> [Goal of the exercise] Go through the listing beneath this task and return every line that carries the string "batzuk".

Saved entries
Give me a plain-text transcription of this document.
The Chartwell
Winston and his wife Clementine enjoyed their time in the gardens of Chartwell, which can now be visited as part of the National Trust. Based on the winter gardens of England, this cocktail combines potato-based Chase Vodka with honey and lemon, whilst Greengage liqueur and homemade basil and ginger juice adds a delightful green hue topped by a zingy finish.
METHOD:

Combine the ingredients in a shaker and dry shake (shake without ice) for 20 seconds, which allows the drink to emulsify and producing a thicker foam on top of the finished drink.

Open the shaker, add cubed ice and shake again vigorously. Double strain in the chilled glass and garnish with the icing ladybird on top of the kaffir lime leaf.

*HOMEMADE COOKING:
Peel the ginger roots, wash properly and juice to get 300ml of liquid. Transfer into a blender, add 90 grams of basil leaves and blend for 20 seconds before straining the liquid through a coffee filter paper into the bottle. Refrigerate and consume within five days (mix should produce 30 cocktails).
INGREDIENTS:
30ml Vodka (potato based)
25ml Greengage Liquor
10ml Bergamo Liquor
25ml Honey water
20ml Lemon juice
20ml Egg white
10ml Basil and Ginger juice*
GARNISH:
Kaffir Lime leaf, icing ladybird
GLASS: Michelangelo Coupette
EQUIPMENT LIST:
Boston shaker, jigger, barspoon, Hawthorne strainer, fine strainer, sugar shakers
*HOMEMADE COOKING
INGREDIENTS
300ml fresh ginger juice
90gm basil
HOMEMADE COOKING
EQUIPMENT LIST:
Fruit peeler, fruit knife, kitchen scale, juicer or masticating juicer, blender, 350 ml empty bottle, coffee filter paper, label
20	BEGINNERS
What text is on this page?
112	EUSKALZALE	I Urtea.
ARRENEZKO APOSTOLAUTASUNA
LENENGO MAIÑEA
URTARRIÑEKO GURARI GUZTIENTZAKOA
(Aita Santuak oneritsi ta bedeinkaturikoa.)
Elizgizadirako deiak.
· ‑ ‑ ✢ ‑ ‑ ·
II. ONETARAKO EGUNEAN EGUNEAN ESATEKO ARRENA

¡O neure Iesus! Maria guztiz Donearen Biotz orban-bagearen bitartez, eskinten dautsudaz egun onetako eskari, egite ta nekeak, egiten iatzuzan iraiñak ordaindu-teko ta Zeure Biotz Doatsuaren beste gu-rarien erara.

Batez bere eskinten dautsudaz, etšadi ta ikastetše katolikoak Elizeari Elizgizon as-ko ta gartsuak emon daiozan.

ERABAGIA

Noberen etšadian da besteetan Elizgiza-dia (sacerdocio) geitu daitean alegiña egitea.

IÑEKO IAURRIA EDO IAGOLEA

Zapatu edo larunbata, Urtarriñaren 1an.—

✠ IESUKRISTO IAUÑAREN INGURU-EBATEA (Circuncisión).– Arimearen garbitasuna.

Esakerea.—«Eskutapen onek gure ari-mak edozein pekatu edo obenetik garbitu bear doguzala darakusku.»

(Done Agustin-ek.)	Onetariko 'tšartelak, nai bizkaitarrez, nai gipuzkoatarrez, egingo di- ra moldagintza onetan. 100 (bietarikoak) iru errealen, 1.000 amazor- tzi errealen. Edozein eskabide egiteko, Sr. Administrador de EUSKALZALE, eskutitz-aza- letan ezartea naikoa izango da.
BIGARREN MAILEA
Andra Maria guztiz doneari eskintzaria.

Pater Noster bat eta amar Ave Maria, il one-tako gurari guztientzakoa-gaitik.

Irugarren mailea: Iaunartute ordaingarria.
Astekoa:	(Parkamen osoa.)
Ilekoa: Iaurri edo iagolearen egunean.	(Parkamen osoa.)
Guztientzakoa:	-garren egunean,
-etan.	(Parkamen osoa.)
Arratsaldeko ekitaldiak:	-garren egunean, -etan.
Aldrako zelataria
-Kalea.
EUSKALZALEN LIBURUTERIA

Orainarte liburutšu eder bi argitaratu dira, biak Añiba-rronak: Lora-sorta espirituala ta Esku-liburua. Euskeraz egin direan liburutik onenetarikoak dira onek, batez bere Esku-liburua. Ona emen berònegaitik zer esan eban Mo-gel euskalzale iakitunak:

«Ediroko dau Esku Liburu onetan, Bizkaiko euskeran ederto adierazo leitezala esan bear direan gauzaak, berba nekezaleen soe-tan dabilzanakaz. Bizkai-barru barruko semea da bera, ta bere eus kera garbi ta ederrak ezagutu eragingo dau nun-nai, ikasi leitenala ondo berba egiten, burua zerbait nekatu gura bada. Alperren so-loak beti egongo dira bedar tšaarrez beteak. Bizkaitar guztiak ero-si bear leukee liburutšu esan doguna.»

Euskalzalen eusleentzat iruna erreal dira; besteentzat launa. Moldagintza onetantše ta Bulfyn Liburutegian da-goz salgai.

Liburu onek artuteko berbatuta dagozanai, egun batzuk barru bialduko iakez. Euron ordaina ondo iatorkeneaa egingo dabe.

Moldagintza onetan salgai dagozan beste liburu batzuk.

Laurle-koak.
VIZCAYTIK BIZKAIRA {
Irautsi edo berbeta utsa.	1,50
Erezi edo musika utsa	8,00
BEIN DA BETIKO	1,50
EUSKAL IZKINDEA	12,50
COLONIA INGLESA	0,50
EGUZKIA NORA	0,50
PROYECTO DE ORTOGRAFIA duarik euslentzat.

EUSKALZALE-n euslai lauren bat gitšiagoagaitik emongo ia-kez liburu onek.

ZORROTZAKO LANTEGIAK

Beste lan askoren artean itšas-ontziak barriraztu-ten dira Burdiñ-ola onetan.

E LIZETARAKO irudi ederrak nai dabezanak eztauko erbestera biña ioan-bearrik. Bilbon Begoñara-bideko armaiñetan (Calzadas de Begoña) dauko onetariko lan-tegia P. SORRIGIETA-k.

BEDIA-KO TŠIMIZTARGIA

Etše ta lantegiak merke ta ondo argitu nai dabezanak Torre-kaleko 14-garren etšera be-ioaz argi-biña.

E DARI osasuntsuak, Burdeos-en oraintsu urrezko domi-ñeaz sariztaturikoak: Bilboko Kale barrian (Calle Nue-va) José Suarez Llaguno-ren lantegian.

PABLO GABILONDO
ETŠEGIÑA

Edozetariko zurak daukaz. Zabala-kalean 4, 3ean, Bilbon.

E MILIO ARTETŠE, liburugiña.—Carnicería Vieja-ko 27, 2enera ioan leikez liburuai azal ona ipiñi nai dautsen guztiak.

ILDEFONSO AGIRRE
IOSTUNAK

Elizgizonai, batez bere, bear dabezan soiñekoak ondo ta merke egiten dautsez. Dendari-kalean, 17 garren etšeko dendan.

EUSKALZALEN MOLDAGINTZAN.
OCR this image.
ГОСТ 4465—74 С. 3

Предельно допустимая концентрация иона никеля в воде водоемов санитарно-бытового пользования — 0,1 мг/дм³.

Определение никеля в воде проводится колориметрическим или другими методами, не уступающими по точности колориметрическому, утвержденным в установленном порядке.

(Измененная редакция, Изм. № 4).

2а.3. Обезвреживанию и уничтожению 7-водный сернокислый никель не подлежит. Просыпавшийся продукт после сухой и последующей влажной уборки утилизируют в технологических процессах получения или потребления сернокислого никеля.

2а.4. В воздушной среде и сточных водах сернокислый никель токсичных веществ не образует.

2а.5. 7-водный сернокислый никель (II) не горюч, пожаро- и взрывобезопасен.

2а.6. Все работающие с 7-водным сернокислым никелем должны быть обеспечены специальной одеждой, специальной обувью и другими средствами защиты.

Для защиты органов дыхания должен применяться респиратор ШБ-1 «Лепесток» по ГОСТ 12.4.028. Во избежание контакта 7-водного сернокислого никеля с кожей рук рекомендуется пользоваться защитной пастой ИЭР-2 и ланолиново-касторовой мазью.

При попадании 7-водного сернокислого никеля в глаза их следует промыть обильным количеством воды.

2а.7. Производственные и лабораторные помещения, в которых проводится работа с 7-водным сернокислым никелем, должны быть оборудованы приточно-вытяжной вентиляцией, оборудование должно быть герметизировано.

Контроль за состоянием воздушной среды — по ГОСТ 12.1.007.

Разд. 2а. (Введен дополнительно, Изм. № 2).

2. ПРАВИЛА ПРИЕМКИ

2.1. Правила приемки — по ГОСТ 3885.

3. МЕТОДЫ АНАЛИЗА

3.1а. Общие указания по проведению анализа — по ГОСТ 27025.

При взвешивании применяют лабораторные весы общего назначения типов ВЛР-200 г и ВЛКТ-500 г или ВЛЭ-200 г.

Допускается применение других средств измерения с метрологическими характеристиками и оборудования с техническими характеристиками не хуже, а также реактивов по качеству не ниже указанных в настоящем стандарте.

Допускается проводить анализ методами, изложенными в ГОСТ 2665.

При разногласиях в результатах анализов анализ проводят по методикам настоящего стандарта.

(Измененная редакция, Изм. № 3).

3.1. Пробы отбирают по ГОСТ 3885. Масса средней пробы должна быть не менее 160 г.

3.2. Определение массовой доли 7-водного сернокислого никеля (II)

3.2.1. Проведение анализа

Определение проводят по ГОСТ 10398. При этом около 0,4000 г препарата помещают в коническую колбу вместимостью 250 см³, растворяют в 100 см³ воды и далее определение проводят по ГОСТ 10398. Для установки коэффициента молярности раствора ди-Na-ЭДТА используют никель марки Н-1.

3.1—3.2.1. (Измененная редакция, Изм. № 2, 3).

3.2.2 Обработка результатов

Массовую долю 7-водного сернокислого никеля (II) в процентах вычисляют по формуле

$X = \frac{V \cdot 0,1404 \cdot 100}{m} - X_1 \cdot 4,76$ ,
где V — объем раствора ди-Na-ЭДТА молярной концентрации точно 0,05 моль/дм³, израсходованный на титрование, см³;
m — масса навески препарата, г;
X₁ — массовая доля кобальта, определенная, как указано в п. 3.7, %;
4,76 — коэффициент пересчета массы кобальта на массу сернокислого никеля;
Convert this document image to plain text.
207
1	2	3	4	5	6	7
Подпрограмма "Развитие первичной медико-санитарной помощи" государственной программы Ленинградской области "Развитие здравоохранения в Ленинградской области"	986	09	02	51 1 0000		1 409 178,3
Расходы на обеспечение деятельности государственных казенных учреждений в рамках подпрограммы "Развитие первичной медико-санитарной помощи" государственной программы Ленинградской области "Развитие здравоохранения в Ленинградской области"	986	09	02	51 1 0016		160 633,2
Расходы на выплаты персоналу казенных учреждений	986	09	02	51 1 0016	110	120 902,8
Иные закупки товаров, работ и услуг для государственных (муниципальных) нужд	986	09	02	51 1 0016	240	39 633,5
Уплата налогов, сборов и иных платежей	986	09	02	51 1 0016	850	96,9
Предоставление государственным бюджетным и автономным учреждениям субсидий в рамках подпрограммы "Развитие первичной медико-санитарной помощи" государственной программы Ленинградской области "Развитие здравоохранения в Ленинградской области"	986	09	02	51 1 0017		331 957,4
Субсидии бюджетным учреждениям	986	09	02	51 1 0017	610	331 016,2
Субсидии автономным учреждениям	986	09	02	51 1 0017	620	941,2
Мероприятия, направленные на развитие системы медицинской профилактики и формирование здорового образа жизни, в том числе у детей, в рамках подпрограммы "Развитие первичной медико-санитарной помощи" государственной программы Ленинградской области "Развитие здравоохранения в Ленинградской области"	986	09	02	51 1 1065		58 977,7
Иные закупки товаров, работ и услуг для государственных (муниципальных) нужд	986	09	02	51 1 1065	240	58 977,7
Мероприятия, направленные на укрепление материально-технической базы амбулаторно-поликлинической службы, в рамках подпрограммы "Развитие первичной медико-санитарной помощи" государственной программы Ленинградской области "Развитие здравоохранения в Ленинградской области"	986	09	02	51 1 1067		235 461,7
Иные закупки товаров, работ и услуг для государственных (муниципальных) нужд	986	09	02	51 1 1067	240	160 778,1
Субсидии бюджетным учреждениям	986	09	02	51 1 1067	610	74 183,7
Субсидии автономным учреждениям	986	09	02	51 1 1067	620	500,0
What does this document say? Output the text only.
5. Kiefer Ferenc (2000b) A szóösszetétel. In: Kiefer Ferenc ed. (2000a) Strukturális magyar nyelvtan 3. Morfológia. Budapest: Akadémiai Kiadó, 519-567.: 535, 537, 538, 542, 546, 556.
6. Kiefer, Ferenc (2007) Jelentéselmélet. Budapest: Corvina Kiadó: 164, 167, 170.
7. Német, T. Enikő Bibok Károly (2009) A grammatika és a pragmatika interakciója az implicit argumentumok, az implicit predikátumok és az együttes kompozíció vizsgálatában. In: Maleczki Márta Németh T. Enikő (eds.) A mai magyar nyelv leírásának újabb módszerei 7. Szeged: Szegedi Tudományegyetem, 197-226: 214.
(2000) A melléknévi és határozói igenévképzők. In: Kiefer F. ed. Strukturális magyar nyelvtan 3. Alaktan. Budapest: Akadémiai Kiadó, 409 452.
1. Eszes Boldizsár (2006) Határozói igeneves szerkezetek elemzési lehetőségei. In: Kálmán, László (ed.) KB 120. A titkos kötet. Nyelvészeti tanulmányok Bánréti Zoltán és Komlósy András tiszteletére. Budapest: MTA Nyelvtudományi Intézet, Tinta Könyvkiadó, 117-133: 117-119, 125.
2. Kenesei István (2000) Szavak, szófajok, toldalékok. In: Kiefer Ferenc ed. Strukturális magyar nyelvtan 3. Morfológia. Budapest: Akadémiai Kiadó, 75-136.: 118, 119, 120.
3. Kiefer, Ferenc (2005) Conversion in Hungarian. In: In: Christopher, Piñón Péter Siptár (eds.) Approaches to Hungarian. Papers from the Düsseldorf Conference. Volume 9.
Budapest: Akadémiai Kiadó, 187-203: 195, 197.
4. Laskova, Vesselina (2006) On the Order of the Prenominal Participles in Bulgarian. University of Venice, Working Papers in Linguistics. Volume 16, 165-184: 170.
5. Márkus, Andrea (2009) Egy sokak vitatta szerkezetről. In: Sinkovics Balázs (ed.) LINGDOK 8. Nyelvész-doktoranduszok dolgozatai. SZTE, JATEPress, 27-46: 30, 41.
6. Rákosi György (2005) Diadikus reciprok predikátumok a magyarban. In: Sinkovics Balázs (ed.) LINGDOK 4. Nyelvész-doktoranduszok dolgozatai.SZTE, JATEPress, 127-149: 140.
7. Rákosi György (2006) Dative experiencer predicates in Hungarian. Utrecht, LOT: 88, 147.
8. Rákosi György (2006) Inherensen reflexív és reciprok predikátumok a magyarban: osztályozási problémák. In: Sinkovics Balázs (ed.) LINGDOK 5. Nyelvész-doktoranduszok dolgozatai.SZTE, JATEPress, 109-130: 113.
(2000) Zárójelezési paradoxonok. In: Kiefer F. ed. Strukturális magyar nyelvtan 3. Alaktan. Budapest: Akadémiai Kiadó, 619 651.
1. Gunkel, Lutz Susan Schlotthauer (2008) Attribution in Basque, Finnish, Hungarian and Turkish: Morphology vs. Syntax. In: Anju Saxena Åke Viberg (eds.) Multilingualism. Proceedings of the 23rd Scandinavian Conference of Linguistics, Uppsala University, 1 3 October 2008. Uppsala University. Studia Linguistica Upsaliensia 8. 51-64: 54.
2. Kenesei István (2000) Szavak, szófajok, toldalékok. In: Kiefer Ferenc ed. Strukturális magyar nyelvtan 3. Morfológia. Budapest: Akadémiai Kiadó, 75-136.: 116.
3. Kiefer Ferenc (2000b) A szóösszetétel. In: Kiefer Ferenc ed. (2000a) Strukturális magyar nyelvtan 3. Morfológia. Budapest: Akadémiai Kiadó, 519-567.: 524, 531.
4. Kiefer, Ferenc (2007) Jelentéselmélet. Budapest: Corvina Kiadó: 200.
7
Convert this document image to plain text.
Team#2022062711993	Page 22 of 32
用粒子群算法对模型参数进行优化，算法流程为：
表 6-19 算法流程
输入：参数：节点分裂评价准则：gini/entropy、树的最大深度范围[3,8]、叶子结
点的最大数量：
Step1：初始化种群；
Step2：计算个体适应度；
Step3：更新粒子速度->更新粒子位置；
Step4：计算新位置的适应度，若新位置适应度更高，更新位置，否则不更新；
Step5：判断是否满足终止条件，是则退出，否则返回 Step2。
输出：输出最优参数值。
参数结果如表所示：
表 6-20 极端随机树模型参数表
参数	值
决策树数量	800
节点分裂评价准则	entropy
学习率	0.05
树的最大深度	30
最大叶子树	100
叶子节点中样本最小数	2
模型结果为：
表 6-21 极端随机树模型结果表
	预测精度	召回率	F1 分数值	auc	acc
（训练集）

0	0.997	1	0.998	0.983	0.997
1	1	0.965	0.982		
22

> [Solution to the problem]
Liburu onek artuteko berbatuta dagozanai, egun batzuk barru bialduko iakez. Euron ordaina ondo iatorkeneaa egingo dabe.
Moldagintza onetan salgai dagozan beste liburu batzuk.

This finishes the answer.